→ The input
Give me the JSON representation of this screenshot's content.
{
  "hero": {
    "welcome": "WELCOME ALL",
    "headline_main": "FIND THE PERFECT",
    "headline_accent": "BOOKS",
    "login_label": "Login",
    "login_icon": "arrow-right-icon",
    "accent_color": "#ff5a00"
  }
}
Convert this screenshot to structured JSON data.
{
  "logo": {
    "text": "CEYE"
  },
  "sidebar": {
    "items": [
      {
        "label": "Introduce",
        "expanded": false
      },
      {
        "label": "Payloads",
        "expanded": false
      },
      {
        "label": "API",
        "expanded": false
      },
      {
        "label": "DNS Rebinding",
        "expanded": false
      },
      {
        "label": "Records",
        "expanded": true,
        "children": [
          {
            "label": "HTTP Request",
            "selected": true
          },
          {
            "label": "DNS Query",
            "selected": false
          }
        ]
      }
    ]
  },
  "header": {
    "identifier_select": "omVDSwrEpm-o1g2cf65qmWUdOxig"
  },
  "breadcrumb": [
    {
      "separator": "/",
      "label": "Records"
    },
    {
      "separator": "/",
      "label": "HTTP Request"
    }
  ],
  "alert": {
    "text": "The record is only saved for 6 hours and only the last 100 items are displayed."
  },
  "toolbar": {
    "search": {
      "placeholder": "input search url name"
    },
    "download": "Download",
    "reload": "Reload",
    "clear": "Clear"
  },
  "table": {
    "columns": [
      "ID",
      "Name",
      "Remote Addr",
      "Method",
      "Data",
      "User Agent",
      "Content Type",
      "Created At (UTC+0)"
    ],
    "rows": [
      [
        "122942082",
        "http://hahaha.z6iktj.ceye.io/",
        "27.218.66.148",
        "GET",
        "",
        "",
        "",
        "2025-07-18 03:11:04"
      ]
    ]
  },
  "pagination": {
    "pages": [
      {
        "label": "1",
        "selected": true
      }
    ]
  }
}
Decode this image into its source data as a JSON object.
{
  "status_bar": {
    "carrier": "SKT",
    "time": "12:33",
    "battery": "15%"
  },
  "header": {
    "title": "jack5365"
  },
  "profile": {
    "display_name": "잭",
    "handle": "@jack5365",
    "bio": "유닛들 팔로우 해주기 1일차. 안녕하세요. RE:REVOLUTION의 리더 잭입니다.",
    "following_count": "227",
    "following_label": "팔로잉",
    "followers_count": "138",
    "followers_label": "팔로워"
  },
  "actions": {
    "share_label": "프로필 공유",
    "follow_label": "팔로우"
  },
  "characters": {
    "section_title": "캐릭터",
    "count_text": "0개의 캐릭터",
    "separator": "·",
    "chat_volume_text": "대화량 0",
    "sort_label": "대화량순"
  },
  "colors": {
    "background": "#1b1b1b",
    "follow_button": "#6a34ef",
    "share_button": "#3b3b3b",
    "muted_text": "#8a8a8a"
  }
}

→ Objective
Transcribe the data. Leave every line exactly as it is.

→ Final result
Give me the JSON representation of this screenshot's content.
{
  "hero": {
    "welcome": "WELCOME ALL",
    "headline_main": "FIND THE PERFECT",
    "headline_accent": "BOOKS",
    "login_label": "Login",
    "login_icon": "arrow-right-icon",
    "accent_color": "#ff5a00"
  }
}
Convert this screenshot to structured JSON data.
{
  "logo": {
    "text": "CEYE"
  },
  "sidebar": {
    "items": [
      {
        "label": "Introduce",
        "expanded": false
      },
      {
        "label": "Payloads",
        "expanded": false
      },
      {
        "label": "API",
        "expanded": false
      },
      {
        "label": "DNS Rebinding",
        "expanded": false
      },
      {
        "label": "Records",
        "expanded": true,
        "children": [
          {
            "label": "HTTP Request",
            "selected": true
          },
          {
            "label": "DNS Query",
            "selected": false
          }
        ]
      }
    ]
  },
  "header": {
    "identifier_select": "omVDSwrEpm-o1g2cf65qmWUdOxig"
  },
  "breadcrumb": [
    {
      "separator": "/",
      "label": "Records"
    },
    {
      "separator": "/",
      "label": "HTTP Request"
    }
  ],
  "alert": {
    "text": "The record is only saved for 6 hours and only the last 100 items are displayed."
  },
  "toolbar": {
    "search": {
      "placeholder": "input search url name"
    },
    "download": "Download",
    "reload": "Reload",
    "clear": "Clear"
  },
  "table": {
    "columns": [
      "ID",
      "Name",
      "Remote Addr",
      "Method",
      "Data",
      "User Agent",
      "Content Type",
      "Created At (UTC+0)"
    ],
    "rows": [
      [
        "122942082",
        "http://hahaha.z6iktj.ceye.io/",
        "27.218.66.148",
        "GET",
        "",
        "",
        "",
        "2025-07-18 03:11:04"
      ]
    ]
  },
  "pagination": {
    "pages": [
      {
        "label": "1",
        "selected": true
      }
    ]
  }
}
Decode this image into its source data as a JSON object.
{
  "status_bar": {
    "carrier": "SKT",
    "time": "12:33",
    "battery": "15%"
  },
  "header": {
    "title": "jack5365"
  },
  "profile": {
    "display_name": "잭",
    "handle": "@jack5365",
    "bio": "유닛들 팔로우 해주기 1일차. 안녕하세요. RE:REVOLUTION의 리더 잭입니다.",
    "following_count": "227",
    "following_label": "팔로잉",
    "followers_count": "138",
    "followers_label": "팔로워"
  },
  "actions": {
    "share_label": "프로필 공유",
    "follow_label": "팔로우"
  },
  "characters": {
    "section_title": "캐릭터",
    "count_text": "0개의 캐릭터",
    "separator": "·",
    "chat_volume_text": "대화량 0",
    "sort_label": "대화량순"
  },
  "colors": {
    "background": "#1b1b1b",
    "follow_button": "#6a34ef",
    "share_button": "#3b3b3b",
    "muted_text": "#8a8a8a"
  }
}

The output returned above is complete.